━━━ INFORMATION SHOWN ━━━

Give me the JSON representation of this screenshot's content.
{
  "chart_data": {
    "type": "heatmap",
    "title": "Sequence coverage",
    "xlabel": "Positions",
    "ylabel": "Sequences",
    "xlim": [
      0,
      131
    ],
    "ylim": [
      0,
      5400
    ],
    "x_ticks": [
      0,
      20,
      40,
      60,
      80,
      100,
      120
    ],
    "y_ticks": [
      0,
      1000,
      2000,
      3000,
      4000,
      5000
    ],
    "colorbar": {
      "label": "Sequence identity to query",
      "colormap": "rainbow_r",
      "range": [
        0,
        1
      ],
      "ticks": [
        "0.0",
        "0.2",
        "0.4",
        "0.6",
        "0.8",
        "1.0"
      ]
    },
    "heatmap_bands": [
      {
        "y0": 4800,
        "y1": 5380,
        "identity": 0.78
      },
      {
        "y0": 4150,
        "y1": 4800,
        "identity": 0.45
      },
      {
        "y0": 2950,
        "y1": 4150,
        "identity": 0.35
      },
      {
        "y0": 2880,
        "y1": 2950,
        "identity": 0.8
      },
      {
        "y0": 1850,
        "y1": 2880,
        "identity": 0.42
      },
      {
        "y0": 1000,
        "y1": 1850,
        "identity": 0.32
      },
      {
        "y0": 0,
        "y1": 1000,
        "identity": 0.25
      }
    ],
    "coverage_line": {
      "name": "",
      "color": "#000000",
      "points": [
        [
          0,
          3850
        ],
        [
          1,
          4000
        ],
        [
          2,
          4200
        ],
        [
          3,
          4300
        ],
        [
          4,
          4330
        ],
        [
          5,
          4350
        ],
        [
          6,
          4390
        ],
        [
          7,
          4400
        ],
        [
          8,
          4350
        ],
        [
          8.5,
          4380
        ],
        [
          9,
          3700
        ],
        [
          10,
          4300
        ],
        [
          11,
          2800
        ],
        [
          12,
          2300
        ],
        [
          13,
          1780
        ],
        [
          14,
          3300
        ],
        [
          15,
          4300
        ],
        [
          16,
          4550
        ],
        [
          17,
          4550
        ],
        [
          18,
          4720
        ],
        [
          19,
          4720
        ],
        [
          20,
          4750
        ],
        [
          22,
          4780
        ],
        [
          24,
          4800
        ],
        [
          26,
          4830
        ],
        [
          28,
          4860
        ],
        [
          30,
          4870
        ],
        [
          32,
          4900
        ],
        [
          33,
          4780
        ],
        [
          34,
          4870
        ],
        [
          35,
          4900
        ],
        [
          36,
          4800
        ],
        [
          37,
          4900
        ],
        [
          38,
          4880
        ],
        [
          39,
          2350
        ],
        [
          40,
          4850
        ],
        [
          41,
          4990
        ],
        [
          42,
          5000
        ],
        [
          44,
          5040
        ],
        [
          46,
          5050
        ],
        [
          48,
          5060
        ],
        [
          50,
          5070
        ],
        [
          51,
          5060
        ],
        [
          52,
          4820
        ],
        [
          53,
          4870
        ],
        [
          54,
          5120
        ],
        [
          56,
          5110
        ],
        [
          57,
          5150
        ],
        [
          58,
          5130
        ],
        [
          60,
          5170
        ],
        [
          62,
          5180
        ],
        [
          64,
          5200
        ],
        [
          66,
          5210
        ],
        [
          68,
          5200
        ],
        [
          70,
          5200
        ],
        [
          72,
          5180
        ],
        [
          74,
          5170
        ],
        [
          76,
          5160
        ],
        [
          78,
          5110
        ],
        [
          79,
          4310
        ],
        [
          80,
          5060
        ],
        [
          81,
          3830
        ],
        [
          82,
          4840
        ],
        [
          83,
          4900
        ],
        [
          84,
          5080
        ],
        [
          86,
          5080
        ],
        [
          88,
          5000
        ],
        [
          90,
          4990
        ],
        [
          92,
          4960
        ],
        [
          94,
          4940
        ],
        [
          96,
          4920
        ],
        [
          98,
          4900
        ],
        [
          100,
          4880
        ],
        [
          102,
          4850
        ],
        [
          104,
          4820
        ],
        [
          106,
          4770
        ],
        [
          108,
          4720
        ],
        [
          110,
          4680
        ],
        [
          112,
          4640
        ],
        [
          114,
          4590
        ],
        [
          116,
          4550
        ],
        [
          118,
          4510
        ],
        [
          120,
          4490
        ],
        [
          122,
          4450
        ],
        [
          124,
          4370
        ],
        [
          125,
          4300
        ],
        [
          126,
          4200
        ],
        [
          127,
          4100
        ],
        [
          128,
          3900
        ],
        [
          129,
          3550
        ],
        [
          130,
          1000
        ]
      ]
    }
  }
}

━━━

• _DIRECTION_: Exactly as written above, please repeat the entries.

• _PROBLEM SOLUTION_:
Give me the JSON representation of this screenshot's content.
{
  "chart_data": {
    "type": "heatmap",
    "title": "Sequence coverage",
    "xlabel": "Positions",
    "ylabel": "Sequences",
    "xlim": [
      0,
      131
    ],
    "ylim": [
      0,
      5400
    ],
    "x_ticks": [
      0,
      20,
      40,
      60,
      80,
      100,
      120
    ],
    "y_ticks": [
      0,
      1000,
      2000,
      3000,
      4000,
      5000
    ],
    "colorbar": {
      "label": "Sequence identity to query",
      "colormap": "rainbow_r",
      "range": [
        0,
        1
      ],
      "ticks": [
        "0.0",
        "0.2",
        "0.4",
        "0.6",
        "0.8",
        "1.0"
      ]
    },
    "heatmap_bands": [
      {
        "y0": 4800,
        "y1": 5380,
        "identity": 0.78
      },
      {
        "y0": 4150,
        "y1": 4800,
        "identity": 0.45
      },
      {
        "y0": 2950,
        "y1": 4150,
        "identity": 0.35
      },
      {
        "y0": 2880,
        "y1": 2950,
        "identity": 0.8
      },
      {
        "y0": 1850,
        "y1": 2880,
        "identity": 0.42
      },
      {
        "y0": 1000,
        "y1": 1850,
        "identity": 0.32
      },
      {
        "y0": 0,
        "y1": 1000,
        "identity": 0.25
      }
    ],
    "coverage_line": {
      "name": "",
      "color": "#000000",
      "points": [
        [
          0,
          3850
        ],
        [
          1,
          4000
        ],
        [
          2,
          4200
        ],
        [
          3,
          4300
        ],
        [
          4,
          4330
        ],
        [
          5,
          4350
        ],
        [
          6,
          4390
        ],
        [
          7,
          4400
        ],
        [
          8,
          4350
        ],
        [
          8.5,
          4380
        ],
        [
          9,
          3700
        ],
        [
          10,
          4300
        ],
        [
          11,
          2800
        ],
        [
          12,
          2300
        ],
        [
          13,
          1780
        ],
        [
          14,
          3300
        ],
        [
          15,
          4300
        ],
        [
          16,
          4550
        ],
        [
          17,
          4550
        ],
        [
          18,
          4720
        ],
        [
          19,
          4720
        ],
        [
          20,
          4750
        ],
        [
          22,
          4780
        ],
        [
          24,
          4800
        ],
        [
          26,
          4830
        ],
        [
          28,
          4860
        ],
        [
          30,
          4870
        ],
        [
          32,
          4900
        ],
        [
          33,
          4780
        ],
        [
          34,
          4870
        ],
        [
          35,
          4900
        ],
        [
          36,
          4800
        ],
        [
          37,
          4900
        ],
        [
          38,
          4880
        ],
        [
          39,
          2350
        ],
        [
          40,
          4850
        ],
        [
          41,
          4990
        ],
        [
          42,
          5000
        ],
        [
          44,
          5040
        ],
        [
          46,
          5050
        ],
        [
          48,
          5060
        ],
        [
          50,
          5070
        ],
        [
          51,
          5060
        ],
        [
          52,
          4820
        ],
        [
          53,
          4870
        ],
        [
          54,
          5120
        ],
        [
          56,
          5110
        ],
        [
          57,
          5150
        ],
        [
          58,
          5130
        ],
        [
          60,
          5170
        ],
        [
          62,
          5180
        ],
        [
          64,
          5200
        ],
        [
          66,
          5210
        ],
        [
          68,
          5200
        ],
        [
          70,
          5200
        ],
        [
          72,
          5180
        ],
        [
          74,
          5170
        ],
        [
          76,
          5160
        ],
        [
          78,
          5110
        ],
        [
          79,
          4310
        ],
        [
          80,
          5060
        ],
        [
          81,
          3830
        ],
        [
          82,
          4840
        ],
        [
          83,
          4900
        ],
        [
          84,
          5080
        ],
        [
          86,
          5080
        ],
        [
          88,
          5000
        ],
        [
          90,
          4990
        ],
        [
          92,
          4960
        ],
        [
          94,
          4940
        ],
        [
          96,
          4920
        ],
        [
          98,
          4900
        ],
        [
          100,
          4880
        ],
        [
          102,
          4850
        ],
        [
          104,
          4820
        ],
        [
          106,
          4770
        ],
        [
          108,
          4720
        ],
        [
          110,
          4680
        ],
        [
          112,
          4640
        ],
        [
          114,
          4590
        ],
        [
          116,
          4550
        ],
        [
          118,
          4510
        ],
        [
          120,
          4490
        ],
        [
          122,
          4450
        ],
        [
          124,
          4370
        ],
        [
          125,
          4300
        ],
        [
          126,
          4200
        ],
        [
          127,
          4100
        ],
        [
          128,
          3900
        ],
        [
          129,
          3550
        ],
        [
          130,
          1000
        ]
      ]
    }
  }
}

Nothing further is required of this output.